**Instructions to follow**
Leave out the pictures and transcribe the rest of the records exactly.

Recorded data
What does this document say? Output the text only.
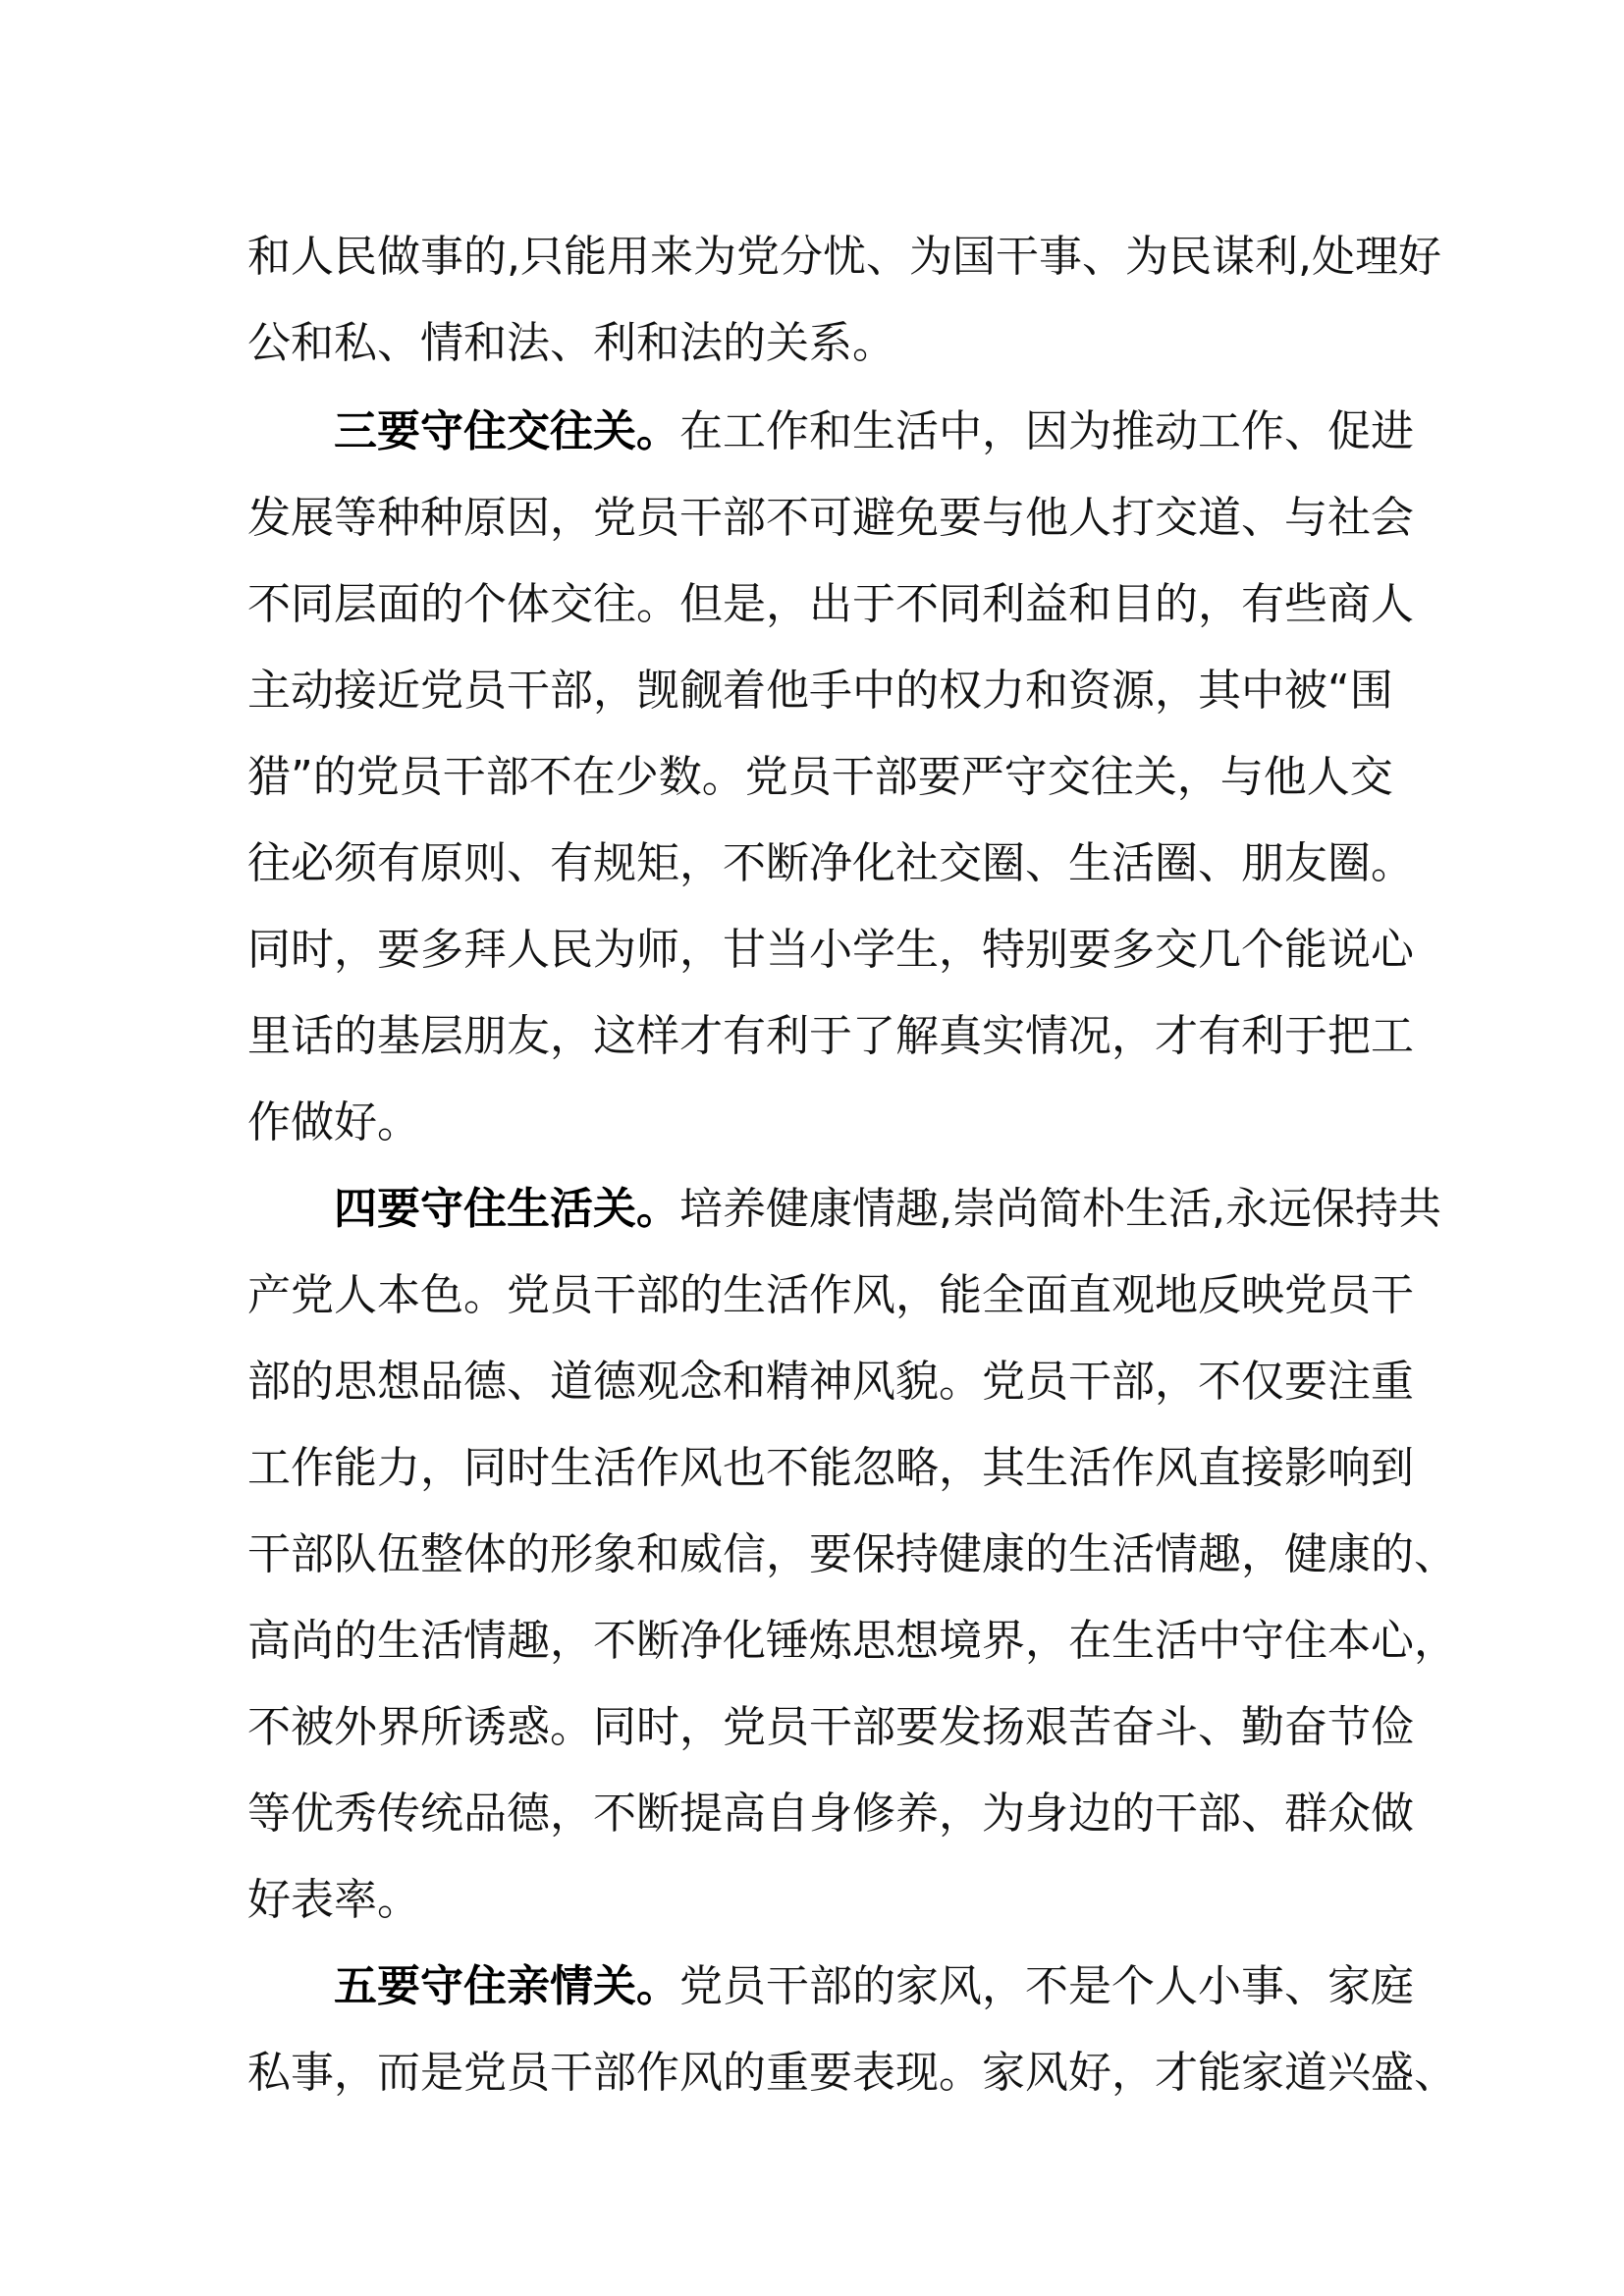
和人民做事的,只能用来为党分忧、为国干事、为民谋利,处理好
公和私、情和法、利和法的关系。
三要守住交往关。在工作和生活中，因为推动工作、促进
发展等种种原因，党员干部不可避免要与他人打交道、与社会
不同层面的个体交往。但是，出于不同利益和目的，有些商人
主动接近党员干部，觊觎着他手中的权力和资源，其中被“围
猎”的党员干部不在少数。党员干部要严守交往关，与他人交
往必须有原则、有规矩，不断净化社交圈、生活圈、朋友圈。
同时，要多拜人民为师，甘当小学生，特别要多交几个能说心
里话的基层朋友，这样才有利于了解真实情况，才有利于把工
作做好。
四要守住生活关。培养健康情趣,崇尚简朴生活,永远保持共
产党人本色。党员干部的生活作风，能全面直观地反映党员干
部的思想品德、道德观念和精神风貌。党员干部，不仅要注重
工作能力，同时生活作风也不能忽略，其生活作风直接影响到
干部队伍整体的形象和威信，要保持健康的生活情趣，健康的、
高尚的生活情趣，不断净化锤炼思想境界，在生活中守住本心，
不被外界所诱惑。同时，党员干部要发扬艰苦奋斗、勤奋节俭
等优秀传统品德，不断提高自身修养，为身边的干部、群众做
好表率。
五要守住亲情关。党员干部的家风，不是个人小事、家庭
私事，而是党员干部作风的重要表现。家风好，才能家道兴盛、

**Result for this exercise**
What does this document say? Output the text only.
和人民做事的,只能用来为党分忧、为国干事、为民谋利,处理好
公和私、情和法、利和法的关系。
三要守住交往关。在工作和生活中，因为推动工作、促进
发展等种种原因，党员干部不可避免要与他人打交道、与社会
不同层面的个体交往。但是，出于不同利益和目的，有些商人
主动接近党员干部，觊觎着他手中的权力和资源，其中被“围
猎”的党员干部不在少数。党员干部要严守交往关，与他人交
往必须有原则、有规矩，不断净化社交圈、生活圈、朋友圈。
同时，要多拜人民为师，甘当小学生，特别要多交几个能说心
里话的基层朋友，这样才有利于了解真实情况，才有利于把工
作做好。
四要守住生活关。培养健康情趣,崇尚简朴生活,永远保持共
产党人本色。党员干部的生活作风，能全面直观地反映党员干
部的思想品德、道德观念和精神风貌。党员干部，不仅要注重
工作能力，同时生活作风也不能忽略，其生活作风直接影响到
干部队伍整体的形象和威信，要保持健康的生活情趣，健康的、
高尚的生活情趣，不断净化锤炼思想境界，在生活中守住本心，
不被外界所诱惑。同时，党员干部要发扬艰苦奋斗、勤奋节俭
等优秀传统品德，不断提高自身修养，为身边的干部、群众做
好表率。
五要守住亲情关。党员干部的家风，不是个人小事、家庭
私事，而是党员干部作风的重要表现。家风好，才能家道兴盛、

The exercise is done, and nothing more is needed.